Problem statement: Write out the whole listing again, exactly.

Entries:
###

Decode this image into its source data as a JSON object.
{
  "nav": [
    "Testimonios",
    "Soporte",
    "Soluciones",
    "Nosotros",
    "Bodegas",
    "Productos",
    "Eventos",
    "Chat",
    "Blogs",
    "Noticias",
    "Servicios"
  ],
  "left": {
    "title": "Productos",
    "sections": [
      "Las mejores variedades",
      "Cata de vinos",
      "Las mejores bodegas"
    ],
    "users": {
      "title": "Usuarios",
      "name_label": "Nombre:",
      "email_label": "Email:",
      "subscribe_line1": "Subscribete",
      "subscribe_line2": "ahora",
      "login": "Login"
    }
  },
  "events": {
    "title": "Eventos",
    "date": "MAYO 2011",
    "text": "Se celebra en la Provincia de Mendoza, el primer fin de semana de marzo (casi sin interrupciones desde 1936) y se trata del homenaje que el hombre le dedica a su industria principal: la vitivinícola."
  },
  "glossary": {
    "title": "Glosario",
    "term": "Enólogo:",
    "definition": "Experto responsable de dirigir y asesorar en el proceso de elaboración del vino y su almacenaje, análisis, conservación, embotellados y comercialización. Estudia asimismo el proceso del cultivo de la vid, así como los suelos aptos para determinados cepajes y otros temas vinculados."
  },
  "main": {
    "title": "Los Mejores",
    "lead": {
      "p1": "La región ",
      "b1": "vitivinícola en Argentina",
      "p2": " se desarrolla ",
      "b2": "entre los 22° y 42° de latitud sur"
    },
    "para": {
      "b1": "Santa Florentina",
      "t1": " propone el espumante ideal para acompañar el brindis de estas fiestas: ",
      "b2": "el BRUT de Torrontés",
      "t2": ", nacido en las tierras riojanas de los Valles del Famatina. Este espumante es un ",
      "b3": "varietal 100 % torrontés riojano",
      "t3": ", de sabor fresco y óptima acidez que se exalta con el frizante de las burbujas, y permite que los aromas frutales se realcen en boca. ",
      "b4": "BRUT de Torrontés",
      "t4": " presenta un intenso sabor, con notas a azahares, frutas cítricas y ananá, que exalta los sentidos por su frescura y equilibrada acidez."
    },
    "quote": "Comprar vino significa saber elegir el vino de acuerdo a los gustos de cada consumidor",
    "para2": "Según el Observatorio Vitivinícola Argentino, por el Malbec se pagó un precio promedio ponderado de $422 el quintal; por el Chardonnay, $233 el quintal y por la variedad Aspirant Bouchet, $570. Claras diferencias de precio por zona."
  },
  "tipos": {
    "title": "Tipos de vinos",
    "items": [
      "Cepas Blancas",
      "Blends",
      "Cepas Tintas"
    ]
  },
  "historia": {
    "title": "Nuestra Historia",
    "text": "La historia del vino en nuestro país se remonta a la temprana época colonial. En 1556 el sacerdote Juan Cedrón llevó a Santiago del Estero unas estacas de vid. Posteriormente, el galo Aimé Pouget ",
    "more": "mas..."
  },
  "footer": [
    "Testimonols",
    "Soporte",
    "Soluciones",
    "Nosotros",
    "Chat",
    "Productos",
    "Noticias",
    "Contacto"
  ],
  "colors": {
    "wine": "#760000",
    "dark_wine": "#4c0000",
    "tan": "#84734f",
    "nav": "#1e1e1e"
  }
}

###

Answer to this problem:
Decode this image into its source data as a JSON object.
{
  "nav": [
    "Testimonios",
    "Soporte",
    "Soluciones",
    "Nosotros",
    "Bodegas",
    "Productos",
    "Eventos",
    "Chat",
    "Blogs",
    "Noticias",
    "Servicios"
  ],
  "left": {
    "title": "Productos",
    "sections": [
      "Las mejores variedades",
      "Cata de vinos",
      "Las mejores bodegas"
    ],
    "users": {
      "title": "Usuarios",
      "name_label": "Nombre:",
      "email_label": "Email:",
      "subscribe_line1": "Subscribete",
      "subscribe_line2": "ahora",
      "login": "Login"
    }
  },
  "events": {
    "title": "Eventos",
    "date": "MAYO 2011",
    "text": "Se celebra en la Provincia de Mendoza, el primer fin de semana de marzo (casi sin interrupciones desde 1936) y se trata del homenaje que el hombre le dedica a su industria principal: la vitivinícola."
  },
  "glossary": {
    "title": "Glosario",
    "term": "Enólogo:",
    "definition": "Experto responsable de dirigir y asesorar en el proceso de elaboración del vino y su almacenaje, análisis, conservación, embotellados y comercialización. Estudia asimismo el proceso del cultivo de la vid, así como los suelos aptos para determinados cepajes y otros temas vinculados."
  },
  "main": {
    "title": "Los Mejores",
    "lead": {
      "p1": "La región ",
      "b1": "vitivinícola en Argentina",
      "p2": " se desarrolla ",
      "b2": "entre los 22° y 42° de latitud sur"
    },
    "para": {
      "b1": "Santa Florentina",
      "t1": " propone el espumante ideal para acompañar el brindis de estas fiestas: ",
      "b2": "el BRUT de Torrontés",
      "t2": ", nacido en las tierras riojanas de los Valles del Famatina. Este espumante es un ",
      "b3": "varietal 100 % torrontés riojano",
      "t3": ", de sabor fresco y óptima acidez que se exalta con el frizante de las burbujas, y permite que los aromas frutales se realcen en boca. ",
      "b4": "BRUT de Torrontés",
      "t4": " presenta un intenso sabor, con notas a azahares, frutas cítricas y ananá, que exalta los sentidos por su frescura y equilibrada acidez."
    },
    "quote": "Comprar vino significa saber elegir el vino de acuerdo a los gustos de cada consumidor",
    "para2": "Según el Observatorio Vitivinícola Argentino, por el Malbec se pagó un precio promedio ponderado de $422 el quintal; por el Chardonnay, $233 el quintal y por la variedad Aspirant Bouchet, $570. Claras diferencias de precio por zona."
  },
  "tipos": {
    "title": "Tipos de vinos",
    "items": [
      "Cepas Blancas",
      "Blends",
      "Cepas Tintas"
    ]
  },
  "historia": {
    "title": "Nuestra Historia",
    "text": "La historia del vino en nuestro país se remonta a la temprana época colonial. En 1556 el sacerdote Juan Cedrón llevó a Santiago del Estero unas estacas de vid. Posteriormente, el galo Aimé Pouget ",
    "more": "mas..."
  },
  "footer": [
    "Testimonols",
    "Soporte",
    "Soluciones",
    "Nosotros",
    "Chat",
    "Productos",
    "Noticias",
    "Contacto"
  ],
  "colors": {
    "wine": "#760000",
    "dark_wine": "#4c0000",
    "tan": "#84734f",
    "nav": "#1e1e1e"
  }
}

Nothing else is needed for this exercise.